>> start Data

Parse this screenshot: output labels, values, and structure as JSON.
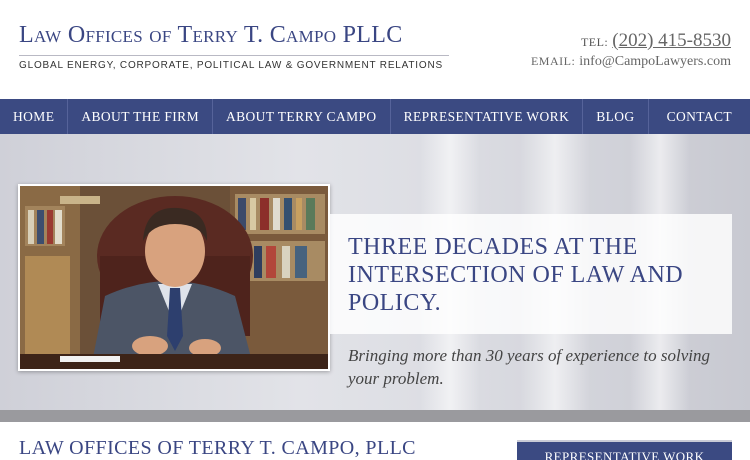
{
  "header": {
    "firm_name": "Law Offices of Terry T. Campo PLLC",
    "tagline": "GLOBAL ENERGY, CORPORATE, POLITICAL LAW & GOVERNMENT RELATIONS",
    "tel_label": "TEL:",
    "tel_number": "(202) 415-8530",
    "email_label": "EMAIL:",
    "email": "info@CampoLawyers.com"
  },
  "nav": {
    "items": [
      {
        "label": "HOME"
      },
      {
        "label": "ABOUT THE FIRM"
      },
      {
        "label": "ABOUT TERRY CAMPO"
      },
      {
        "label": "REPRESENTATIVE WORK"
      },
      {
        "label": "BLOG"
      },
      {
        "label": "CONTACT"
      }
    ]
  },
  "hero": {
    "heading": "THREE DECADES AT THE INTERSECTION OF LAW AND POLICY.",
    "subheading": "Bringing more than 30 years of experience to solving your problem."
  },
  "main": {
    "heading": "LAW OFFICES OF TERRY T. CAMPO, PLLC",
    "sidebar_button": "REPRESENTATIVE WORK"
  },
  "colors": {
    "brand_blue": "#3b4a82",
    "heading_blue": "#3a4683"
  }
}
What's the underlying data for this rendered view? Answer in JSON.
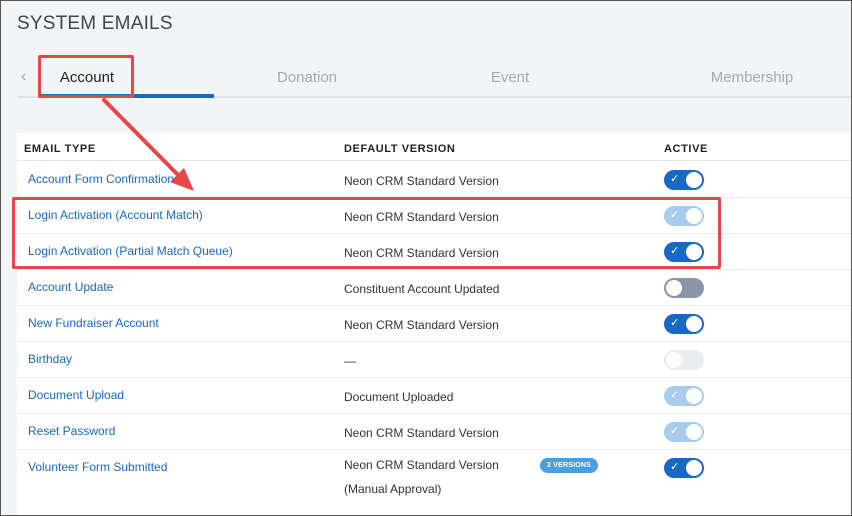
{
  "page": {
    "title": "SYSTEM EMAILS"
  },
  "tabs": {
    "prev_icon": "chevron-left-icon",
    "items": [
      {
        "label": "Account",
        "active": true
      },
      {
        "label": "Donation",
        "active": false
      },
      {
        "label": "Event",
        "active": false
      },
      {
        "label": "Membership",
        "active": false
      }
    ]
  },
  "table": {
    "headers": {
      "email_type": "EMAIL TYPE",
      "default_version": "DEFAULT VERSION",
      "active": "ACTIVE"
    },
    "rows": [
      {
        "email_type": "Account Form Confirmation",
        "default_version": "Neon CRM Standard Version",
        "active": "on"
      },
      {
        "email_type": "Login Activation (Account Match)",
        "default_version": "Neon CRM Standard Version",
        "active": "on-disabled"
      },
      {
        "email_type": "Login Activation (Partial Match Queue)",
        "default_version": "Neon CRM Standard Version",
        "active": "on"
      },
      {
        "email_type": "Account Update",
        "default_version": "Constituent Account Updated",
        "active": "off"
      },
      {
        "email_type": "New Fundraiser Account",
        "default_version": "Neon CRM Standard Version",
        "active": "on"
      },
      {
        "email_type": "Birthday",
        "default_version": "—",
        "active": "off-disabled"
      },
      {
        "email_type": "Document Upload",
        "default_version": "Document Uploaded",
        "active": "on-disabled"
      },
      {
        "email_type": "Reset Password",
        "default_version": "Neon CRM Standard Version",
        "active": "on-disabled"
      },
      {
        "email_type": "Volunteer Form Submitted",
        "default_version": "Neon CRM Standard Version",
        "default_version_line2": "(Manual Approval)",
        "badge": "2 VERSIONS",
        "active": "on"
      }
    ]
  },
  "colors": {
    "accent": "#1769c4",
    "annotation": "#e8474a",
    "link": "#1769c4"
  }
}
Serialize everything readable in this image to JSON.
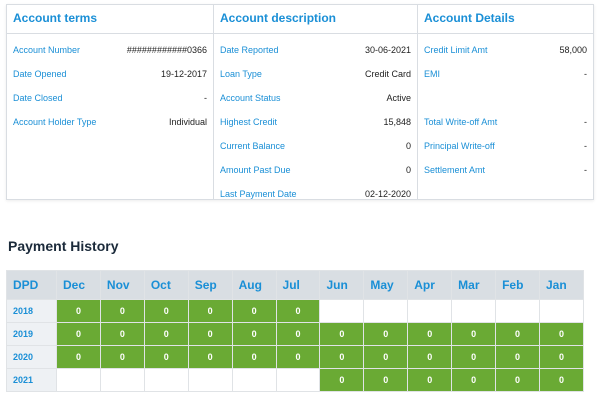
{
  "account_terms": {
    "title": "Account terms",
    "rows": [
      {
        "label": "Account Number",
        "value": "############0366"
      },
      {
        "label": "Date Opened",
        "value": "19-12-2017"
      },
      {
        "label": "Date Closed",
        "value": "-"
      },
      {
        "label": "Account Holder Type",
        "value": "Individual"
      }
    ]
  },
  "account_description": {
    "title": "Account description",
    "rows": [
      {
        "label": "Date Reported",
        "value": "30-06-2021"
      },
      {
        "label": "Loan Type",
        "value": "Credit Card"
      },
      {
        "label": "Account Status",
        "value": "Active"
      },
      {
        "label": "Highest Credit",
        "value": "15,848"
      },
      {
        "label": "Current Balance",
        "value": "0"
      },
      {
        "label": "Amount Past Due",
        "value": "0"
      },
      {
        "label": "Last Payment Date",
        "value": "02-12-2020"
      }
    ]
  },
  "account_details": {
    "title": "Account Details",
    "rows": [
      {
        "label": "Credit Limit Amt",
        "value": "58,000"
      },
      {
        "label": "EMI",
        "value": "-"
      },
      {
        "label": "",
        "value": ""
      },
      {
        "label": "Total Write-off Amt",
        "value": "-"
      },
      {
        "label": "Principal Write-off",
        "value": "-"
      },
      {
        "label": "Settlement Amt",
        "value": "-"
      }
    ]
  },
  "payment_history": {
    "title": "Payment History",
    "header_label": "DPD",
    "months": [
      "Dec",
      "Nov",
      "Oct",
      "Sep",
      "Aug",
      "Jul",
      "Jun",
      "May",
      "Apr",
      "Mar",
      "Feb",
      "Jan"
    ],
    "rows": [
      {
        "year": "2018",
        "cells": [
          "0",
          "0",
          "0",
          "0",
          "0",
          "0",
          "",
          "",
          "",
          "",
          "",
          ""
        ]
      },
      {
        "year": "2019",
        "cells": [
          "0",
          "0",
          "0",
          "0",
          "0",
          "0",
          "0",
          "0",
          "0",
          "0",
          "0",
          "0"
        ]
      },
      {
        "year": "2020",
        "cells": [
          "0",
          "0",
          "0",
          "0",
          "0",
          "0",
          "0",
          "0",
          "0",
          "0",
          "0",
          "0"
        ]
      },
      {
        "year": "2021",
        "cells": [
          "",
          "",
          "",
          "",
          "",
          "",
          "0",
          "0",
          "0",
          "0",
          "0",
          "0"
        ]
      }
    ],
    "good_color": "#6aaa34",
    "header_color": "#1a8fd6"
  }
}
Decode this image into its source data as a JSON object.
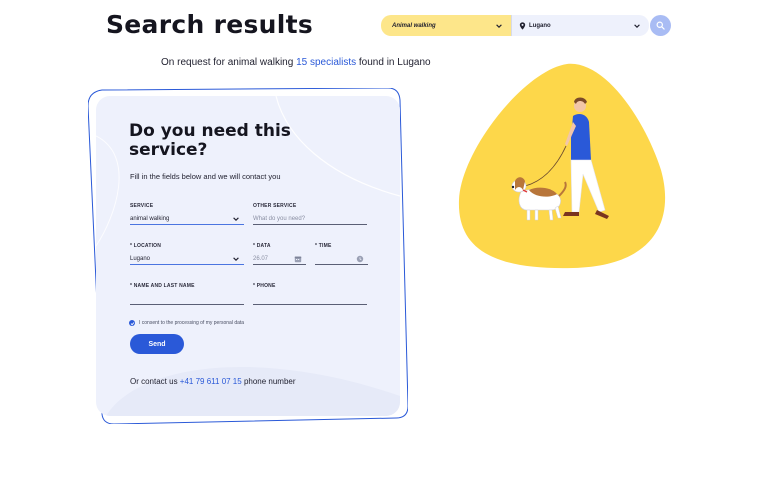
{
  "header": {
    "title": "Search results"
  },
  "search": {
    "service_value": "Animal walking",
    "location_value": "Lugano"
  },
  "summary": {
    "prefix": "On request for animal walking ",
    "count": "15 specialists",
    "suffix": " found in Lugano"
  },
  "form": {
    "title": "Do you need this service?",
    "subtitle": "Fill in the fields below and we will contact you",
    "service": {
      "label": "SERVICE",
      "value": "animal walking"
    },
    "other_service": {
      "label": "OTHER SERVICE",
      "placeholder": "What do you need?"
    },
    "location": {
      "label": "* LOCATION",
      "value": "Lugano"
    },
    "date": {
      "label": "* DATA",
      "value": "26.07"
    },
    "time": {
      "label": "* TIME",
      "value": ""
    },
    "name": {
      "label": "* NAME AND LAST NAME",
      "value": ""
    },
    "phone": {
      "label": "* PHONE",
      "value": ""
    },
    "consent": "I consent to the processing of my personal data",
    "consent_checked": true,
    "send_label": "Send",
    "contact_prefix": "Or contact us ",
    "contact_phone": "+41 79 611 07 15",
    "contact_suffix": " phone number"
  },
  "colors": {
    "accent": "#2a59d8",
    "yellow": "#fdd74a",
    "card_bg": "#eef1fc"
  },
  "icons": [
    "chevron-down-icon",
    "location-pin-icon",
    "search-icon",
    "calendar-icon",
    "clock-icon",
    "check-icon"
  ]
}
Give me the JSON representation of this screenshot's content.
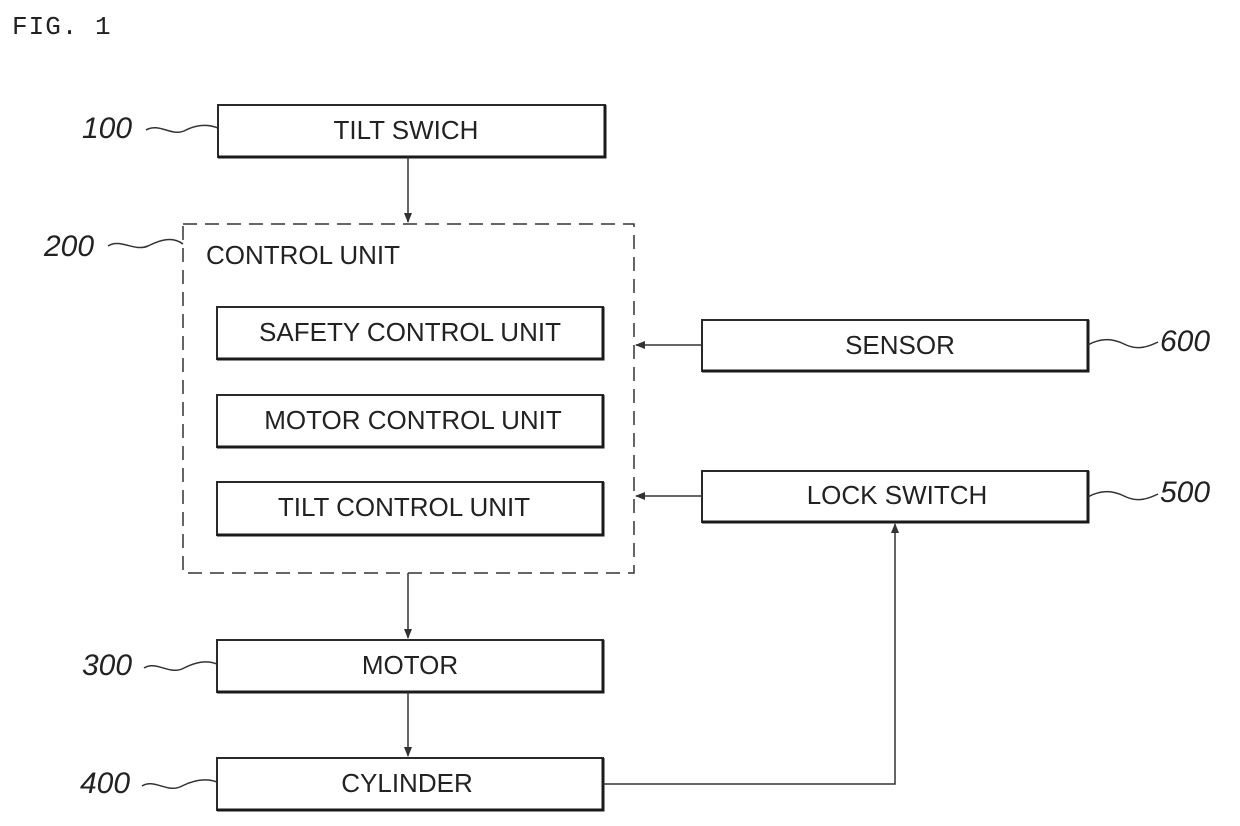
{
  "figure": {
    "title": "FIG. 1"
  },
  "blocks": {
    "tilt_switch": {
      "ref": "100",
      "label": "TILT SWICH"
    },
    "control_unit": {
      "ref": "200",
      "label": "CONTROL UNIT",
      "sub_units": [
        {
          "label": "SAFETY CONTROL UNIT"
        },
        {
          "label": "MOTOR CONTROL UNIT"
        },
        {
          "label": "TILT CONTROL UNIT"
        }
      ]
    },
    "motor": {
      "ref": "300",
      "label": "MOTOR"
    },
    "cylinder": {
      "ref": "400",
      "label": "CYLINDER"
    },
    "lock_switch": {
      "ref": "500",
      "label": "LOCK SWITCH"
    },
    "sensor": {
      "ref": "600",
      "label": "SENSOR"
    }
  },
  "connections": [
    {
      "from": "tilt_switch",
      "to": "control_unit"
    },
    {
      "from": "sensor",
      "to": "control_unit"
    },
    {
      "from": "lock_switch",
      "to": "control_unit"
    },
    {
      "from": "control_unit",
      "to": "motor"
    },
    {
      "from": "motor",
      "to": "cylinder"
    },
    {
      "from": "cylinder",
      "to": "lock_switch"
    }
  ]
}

>> end Data

Copy, exactly and exclusively, the lines beginning with the one that contains "Give me the" and ending with the last line of the listing; pictures are to be omitted.

• Exercise solution:
Give me the JSON representation of this screenshot's content.
{
  "figure": {
    "title": "FIG. 1"
  },
  "blocks": {
    "tilt_switch": {
      "ref": "100",
      "label": "TILT SWICH"
    },
    "control_unit": {
      "ref": "200",
      "label": "CONTROL UNIT",
      "sub_units": [
        {
          "label": "SAFETY CONTROL UNIT"
        },
        {
          "label": "MOTOR CONTROL UNIT"
        },
        {
          "label": "TILT CONTROL UNIT"
        }
      ]
    },
    "motor": {
      "ref": "300",
      "label": "MOTOR"
    },
    "cylinder": {
      "ref": "400",
      "label": "CYLINDER"
    },
    "lock_switch": {
      "ref": "500",
      "label": "LOCK SWITCH"
    },
    "sensor": {
      "ref": "600",
      "label": "SENSOR"
    }
  },
  "connections": [
    {
      "from": "tilt_switch",
      "to": "control_unit"
    },
    {
      "from": "sensor",
      "to": "control_unit"
    },
    {
      "from": "lock_switch",
      "to": "control_unit"
    },
    {
      "from": "control_unit",
      "to": "motor"
    },
    {
      "from": "motor",
      "to": "cylinder"
    },
    {
      "from": "cylinder",
      "to": "lock_switch"
    }
  ]
}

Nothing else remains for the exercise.